[START Raw records]

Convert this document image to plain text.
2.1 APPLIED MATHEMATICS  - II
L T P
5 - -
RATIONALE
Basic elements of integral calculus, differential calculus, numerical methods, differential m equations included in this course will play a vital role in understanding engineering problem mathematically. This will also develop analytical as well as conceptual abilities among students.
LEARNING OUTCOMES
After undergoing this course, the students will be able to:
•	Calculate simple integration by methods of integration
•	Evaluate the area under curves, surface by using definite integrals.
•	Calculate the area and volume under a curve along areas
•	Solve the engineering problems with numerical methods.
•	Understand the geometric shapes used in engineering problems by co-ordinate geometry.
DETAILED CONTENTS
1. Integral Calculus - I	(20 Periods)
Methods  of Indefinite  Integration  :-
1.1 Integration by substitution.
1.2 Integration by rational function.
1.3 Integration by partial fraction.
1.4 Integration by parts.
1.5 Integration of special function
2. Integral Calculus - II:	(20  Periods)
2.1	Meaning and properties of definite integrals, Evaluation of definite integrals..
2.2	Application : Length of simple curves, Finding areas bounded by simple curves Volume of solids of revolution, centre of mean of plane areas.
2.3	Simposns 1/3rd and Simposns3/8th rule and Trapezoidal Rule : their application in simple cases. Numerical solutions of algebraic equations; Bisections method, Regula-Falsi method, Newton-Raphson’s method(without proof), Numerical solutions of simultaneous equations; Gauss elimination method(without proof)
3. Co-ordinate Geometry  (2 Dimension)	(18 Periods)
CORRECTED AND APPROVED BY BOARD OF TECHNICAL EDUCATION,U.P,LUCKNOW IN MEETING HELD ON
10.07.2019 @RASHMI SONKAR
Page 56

[END Raw records]

Exercise requirements: Extract each line of the listing above, copying it word for word.

Complete answer:
Convert this document image to plain text.
2.1 APPLIED MATHEMATICS  - II
L T P
5 - -
RATIONALE
Basic elements of integral calculus, differential calculus, numerical methods, differential m equations included in this course will play a vital role in understanding engineering problem mathematically. This will also develop analytical as well as conceptual abilities among students.
LEARNING OUTCOMES
After undergoing this course, the students will be able to:
•	Calculate simple integration by methods of integration
•	Evaluate the area under curves, surface by using definite integrals.
•	Calculate the area and volume under a curve along areas
•	Solve the engineering problems with numerical methods.
•	Understand the geometric shapes used in engineering problems by co-ordinate geometry.
DETAILED CONTENTS
1. Integral Calculus - I	(20 Periods)
Methods  of Indefinite  Integration  :-
1.1 Integration by substitution.
1.2 Integration by rational function.
1.3 Integration by partial fraction.
1.4 Integration by parts.
1.5 Integration of special function
2. Integral Calculus - II:	(20  Periods)
2.1	Meaning and properties of definite integrals, Evaluation of definite integrals..
2.2	Application : Length of simple curves, Finding areas bounded by simple curves Volume of solids of revolution, centre of mean of plane areas.
2.3	Simposns 1/3rd and Simposns3/8th rule and Trapezoidal Rule : their application in simple cases. Numerical solutions of algebraic equations; Bisections method, Regula-Falsi method, Newton-Raphson’s method(without proof), Numerical solutions of simultaneous equations; Gauss elimination method(without proof)
3. Co-ordinate Geometry  (2 Dimension)	(18 Periods)
CORRECTED AND APPROVED BY BOARD OF TECHNICAL EDUCATION,U.P,LUCKNOW IN MEETING HELD ON
10.07.2019 @RASHMI SONKAR
Page 56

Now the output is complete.